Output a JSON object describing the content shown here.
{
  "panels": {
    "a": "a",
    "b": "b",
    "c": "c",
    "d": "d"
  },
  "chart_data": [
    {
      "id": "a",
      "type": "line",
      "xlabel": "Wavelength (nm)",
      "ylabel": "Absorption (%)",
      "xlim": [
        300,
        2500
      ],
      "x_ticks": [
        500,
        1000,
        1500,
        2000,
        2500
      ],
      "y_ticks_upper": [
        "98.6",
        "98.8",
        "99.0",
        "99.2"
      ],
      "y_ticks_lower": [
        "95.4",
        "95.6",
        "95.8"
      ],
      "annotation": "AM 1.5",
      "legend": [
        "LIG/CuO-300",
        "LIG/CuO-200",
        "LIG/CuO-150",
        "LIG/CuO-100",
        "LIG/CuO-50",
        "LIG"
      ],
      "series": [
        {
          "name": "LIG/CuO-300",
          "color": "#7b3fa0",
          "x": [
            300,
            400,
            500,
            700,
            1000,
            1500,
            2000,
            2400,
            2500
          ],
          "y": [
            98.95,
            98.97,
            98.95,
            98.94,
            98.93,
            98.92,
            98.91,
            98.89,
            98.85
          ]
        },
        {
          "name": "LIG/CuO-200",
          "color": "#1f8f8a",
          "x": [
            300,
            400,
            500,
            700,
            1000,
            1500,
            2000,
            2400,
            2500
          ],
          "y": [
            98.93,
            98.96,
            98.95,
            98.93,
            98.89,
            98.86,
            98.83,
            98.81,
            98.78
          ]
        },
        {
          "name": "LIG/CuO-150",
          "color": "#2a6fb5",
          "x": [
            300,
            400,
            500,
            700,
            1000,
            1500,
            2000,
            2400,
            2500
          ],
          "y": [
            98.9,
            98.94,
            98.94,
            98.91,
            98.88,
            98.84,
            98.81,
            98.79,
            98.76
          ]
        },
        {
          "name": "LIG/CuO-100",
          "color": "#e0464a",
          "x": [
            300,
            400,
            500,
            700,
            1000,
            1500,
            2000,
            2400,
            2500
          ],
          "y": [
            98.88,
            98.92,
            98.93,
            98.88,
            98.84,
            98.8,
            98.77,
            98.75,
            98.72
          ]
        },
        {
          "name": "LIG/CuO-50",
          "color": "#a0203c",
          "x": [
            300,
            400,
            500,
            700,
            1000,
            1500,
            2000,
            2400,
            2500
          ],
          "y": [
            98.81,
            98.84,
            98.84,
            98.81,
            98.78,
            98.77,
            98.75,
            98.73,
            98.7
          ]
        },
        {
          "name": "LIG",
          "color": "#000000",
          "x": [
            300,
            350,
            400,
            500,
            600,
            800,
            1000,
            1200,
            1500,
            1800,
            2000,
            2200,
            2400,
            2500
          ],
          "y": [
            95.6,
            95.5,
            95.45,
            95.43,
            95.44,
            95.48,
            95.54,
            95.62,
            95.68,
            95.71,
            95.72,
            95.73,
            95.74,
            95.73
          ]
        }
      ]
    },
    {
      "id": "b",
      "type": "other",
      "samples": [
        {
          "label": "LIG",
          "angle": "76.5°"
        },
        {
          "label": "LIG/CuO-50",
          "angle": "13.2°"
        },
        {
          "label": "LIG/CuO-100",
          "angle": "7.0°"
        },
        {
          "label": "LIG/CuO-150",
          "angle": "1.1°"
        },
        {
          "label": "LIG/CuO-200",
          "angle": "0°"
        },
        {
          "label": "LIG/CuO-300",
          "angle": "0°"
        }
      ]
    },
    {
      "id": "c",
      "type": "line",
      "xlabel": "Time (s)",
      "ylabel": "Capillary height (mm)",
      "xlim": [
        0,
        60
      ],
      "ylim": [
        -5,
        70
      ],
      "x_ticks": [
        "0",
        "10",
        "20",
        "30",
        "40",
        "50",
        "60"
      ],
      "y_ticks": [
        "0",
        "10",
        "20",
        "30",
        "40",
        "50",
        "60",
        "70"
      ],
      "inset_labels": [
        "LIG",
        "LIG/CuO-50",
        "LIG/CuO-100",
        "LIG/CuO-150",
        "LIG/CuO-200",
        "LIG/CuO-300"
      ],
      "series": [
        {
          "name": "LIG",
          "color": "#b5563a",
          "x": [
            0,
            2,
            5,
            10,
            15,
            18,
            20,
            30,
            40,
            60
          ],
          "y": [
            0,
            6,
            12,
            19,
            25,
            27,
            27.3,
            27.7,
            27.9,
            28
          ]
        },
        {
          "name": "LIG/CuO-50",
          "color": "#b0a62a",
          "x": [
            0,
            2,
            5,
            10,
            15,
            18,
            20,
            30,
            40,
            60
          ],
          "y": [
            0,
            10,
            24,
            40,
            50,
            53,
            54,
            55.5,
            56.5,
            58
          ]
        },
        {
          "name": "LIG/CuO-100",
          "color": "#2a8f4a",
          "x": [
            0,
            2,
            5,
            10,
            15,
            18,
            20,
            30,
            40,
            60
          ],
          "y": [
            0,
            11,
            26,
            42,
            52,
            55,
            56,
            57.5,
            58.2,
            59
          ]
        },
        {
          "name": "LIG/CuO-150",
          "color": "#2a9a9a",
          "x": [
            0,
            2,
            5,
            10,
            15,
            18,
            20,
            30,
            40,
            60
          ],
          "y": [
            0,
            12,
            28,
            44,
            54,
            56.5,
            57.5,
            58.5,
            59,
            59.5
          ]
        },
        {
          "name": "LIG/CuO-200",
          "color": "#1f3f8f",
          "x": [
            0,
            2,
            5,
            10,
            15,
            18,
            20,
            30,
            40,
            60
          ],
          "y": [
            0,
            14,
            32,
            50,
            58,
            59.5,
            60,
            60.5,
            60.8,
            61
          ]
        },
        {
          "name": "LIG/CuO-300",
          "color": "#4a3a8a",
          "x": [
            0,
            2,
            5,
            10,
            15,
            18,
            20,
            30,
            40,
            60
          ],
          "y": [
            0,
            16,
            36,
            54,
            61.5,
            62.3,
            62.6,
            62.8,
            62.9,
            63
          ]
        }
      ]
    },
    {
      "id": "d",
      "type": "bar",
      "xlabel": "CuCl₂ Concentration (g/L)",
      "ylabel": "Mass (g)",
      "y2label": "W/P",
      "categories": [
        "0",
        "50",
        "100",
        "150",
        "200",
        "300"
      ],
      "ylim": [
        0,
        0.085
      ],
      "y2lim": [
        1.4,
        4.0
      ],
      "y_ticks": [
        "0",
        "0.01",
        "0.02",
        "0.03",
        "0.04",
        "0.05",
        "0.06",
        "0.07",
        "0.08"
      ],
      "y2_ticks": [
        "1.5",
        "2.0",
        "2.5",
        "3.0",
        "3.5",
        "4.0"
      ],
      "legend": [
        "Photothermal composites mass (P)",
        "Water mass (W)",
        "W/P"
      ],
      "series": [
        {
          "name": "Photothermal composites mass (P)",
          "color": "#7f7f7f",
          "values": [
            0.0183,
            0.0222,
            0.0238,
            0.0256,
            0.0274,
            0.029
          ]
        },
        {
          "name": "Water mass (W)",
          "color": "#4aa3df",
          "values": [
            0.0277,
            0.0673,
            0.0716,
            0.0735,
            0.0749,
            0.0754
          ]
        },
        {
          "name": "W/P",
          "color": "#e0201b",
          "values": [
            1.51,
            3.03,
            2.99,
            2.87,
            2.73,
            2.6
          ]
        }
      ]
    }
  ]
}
▬▬▬▬▬▬▬▬▬▬
Copy out all lines where the word "ylabel" appears.

      "ylabel": "Absorption (%)",
      "ylabel": "Capillary height (mm)",
      "ylabel": "Mass (g)",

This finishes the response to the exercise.